-- Given exercise --
Write the material out again in full, exactly.

--- begin Recorded information ---

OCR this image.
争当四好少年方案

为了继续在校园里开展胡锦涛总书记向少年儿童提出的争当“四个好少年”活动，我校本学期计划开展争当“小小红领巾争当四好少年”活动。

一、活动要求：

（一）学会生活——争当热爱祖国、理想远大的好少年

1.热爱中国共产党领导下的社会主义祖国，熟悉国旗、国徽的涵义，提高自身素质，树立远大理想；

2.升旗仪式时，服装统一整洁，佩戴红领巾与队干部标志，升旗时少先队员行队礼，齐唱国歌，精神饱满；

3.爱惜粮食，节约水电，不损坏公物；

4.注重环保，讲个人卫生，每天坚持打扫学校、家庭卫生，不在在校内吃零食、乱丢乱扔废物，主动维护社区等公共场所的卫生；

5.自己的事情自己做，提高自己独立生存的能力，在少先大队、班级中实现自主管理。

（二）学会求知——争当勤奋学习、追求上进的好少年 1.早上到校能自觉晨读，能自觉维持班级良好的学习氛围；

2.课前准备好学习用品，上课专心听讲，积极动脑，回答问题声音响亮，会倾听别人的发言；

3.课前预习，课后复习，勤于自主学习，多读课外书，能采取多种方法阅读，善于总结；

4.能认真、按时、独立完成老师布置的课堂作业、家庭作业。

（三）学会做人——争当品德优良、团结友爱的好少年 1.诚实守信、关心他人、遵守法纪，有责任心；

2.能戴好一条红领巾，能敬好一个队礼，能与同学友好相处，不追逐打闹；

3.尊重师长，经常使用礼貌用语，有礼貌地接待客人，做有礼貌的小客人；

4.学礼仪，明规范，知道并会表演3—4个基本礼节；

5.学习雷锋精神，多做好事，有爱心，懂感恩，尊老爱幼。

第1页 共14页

--- end Recorded information ---

-- Response below --
OCR this image.
争当四好少年方案

为了继续在校园里开展胡锦涛总书记向少年儿童提出的争当“四个好少年”活动，我校本学期计划开展争当“小小红领巾争当四好少年”活动。

一、活动要求：

（一）学会生活——争当热爱祖国、理想远大的好少年

1.热爱中国共产党领导下的社会主义祖国，熟悉国旗、国徽的涵义，提高自身素质，树立远大理想；

2.升旗仪式时，服装统一整洁，佩戴红领巾与队干部标志，升旗时少先队员行队礼，齐唱国歌，精神饱满；

3.爱惜粮食，节约水电，不损坏公物；

4.注重环保，讲个人卫生，每天坚持打扫学校、家庭卫生，不在在校内吃零食、乱丢乱扔废物，主动维护社区等公共场所的卫生；

5.自己的事情自己做，提高自己独立生存的能力，在少先大队、班级中实现自主管理。

（二）学会求知——争当勤奋学习、追求上进的好少年 1.早上到校能自觉晨读，能自觉维持班级良好的学习氛围；

2.课前准备好学习用品，上课专心听讲，积极动脑，回答问题声音响亮，会倾听别人的发言；

3.课前预习，课后复习，勤于自主学习，多读课外书，能采取多种方法阅读，善于总结；

4.能认真、按时、独立完成老师布置的课堂作业、家庭作业。

（三）学会做人——争当品德优良、团结友爱的好少年 1.诚实守信、关心他人、遵守法纪，有责任心；

2.能戴好一条红领巾，能敬好一个队礼，能与同学友好相处，不追逐打闹；

3.尊重师长，经常使用礼貌用语，有礼貌地接待客人，做有礼貌的小客人；

4.学礼仪，明规范，知道并会表演3—4个基本礼节；

5.学习雷锋精神，多做好事，有爱心，懂感恩，尊老爱幼。

第1页 共14页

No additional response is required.